The task: Extend the commentary on Haskell tutorials below, beginning right after its last sentence.

Demonstrations of common practical problems being solved by different language features are useful for tutorials. I think the goal with explaining a language feature isn't necessarily for a person to go away with a full understanding of the abstract power of the thing, it's just to begin to get a grasp of why it might be useful. I think that, often, we're more willing to dedicate time and effort to learning things that are demonstrably practically useful. A perfect example of such a demonstration would be something like solving form validation with applicatives. Easy to see, understand and extrapolate.

Also, in general, I see learning resources for languages as fulfilling a dual role. They're there to teach, but they're also marketing for the language. "Look at this cool feature, here's how you use it, here's why you'd want to use it". I don't see learning material for Haskell doing that very often. To see more clearly what I mean, if you search for "C# interface example" you'll get some super basic examples which do literally nothing but show you how to create and use an interface; it won't intersperse the visitor pattern or something into the example. This simplicity is desirable. On the contrary, if you look up "Haskell typeclass example" you get some very in-depth, partially theoretical explanations which, while useful for certain readers, aren't the kind of thing someone who's looking up typeclass tutorials is likely to want. What they ARE likely to want is something like "Hey, you know interfaces, right? Well, this can be used similarly, here's a full example!" and then you can have the "But wait, there's more!" section at the end which explains that, actually, they're much more than that and gives the reader the lead to follow if they so desire.

On the topic of theory, I'm strongly of the opinion that any tutorial on how to use something should have as little theory in it as possible. It could have links to relevant theory, it could have collapsible boxes explaining theory, but it most definitely shouldn't break up the flow of the tutorial with expositions on theory. I think this is a bit of a culture thing, as is evidenced by the frequency with which people reply to questions with a link to a paper.

Records:
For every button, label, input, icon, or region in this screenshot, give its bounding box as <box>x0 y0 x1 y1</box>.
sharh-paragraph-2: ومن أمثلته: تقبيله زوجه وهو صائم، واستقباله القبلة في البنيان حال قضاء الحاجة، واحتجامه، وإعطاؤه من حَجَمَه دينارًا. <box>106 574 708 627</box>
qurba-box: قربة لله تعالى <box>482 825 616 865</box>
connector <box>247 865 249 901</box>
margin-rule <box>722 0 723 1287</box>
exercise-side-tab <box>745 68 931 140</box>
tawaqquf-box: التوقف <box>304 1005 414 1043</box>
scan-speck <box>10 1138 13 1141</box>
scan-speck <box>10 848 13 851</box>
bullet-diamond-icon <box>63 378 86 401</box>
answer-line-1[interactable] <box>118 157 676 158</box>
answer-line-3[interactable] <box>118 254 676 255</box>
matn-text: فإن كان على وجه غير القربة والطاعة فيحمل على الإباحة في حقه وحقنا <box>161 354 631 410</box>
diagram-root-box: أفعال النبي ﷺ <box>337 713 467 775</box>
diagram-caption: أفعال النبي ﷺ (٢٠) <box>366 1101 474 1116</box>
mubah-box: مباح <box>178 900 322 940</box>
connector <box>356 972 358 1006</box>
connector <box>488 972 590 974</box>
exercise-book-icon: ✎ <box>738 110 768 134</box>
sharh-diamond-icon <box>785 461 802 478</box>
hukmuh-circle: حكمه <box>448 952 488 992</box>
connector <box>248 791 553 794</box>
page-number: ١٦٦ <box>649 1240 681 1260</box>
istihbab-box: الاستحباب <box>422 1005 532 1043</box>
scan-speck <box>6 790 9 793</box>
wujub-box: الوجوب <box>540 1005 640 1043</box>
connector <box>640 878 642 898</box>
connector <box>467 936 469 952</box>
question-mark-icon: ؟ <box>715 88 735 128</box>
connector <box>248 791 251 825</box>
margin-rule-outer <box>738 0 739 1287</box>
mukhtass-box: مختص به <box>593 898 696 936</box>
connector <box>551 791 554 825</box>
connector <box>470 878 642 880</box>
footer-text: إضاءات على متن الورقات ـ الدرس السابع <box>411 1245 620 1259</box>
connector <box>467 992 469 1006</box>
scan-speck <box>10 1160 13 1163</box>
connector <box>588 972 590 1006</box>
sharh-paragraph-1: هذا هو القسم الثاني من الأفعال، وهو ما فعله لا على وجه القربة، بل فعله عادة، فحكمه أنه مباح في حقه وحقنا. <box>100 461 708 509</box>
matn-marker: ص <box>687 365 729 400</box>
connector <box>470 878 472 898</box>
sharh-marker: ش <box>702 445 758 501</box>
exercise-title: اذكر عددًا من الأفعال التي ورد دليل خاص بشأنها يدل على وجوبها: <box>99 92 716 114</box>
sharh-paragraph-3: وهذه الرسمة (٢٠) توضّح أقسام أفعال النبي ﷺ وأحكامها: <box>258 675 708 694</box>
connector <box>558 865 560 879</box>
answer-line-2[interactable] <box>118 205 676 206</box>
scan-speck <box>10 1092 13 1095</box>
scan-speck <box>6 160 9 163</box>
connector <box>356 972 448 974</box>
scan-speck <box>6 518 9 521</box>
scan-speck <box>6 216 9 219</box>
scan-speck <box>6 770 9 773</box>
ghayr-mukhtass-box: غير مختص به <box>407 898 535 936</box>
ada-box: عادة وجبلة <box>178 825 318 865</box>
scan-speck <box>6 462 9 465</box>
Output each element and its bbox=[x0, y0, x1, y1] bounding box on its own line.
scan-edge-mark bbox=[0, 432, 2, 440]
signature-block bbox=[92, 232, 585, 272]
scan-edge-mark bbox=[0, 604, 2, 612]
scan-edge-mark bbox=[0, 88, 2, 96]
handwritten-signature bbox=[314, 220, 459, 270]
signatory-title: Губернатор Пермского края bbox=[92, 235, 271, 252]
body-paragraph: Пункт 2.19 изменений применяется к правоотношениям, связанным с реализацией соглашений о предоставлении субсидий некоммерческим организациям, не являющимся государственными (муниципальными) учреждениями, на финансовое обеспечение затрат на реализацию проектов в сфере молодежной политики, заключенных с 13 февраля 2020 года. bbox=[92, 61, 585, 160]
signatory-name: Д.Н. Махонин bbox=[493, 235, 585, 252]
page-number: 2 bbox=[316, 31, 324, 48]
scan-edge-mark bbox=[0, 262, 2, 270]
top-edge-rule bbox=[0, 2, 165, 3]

Response below:
Finally, the fact that 50% of people, from a sample willing to fill in a survey mind you, aren't willing to ask questions smells like a problem. I'm not sure what that number would be for other languages, but given how useful StackOverflow answers are for learning, the more answers existing for future learners to cargo-cult from the better. Not sure how that could be fixed, but I think fixing it is important.

That was waaaaay longer than I intended, sorry.

tomjaguarpaw commented 3 years ago

Great analysis, thanks. It was long (which is why I only just got round to reading it) but it was also very thorough!

Given the limited resources at our disposal what do you think is the right thing to tackle so that we get the most benefit?

willjgould commented 3 years ago

Alright, I've had a think about this.

I suspect writing ultra-simple (w3schools style) language feature tutorials would probably rank highest in value-to-effort. Nothing like that currently exists, as far as I can tell. There are tons of great books and book-like resources (like LYAH and Stephen Diehl's What I Wish I Knew When Learning Haskell) currently out there, but they don't fill the same role.

I'd certainly be up for writing some.

Once we've got a few that we like the format of, we could raise a call-to-arms for people to contribute.

Also, if you fancied it, there's probably no-one better placed to write one for arrows than you.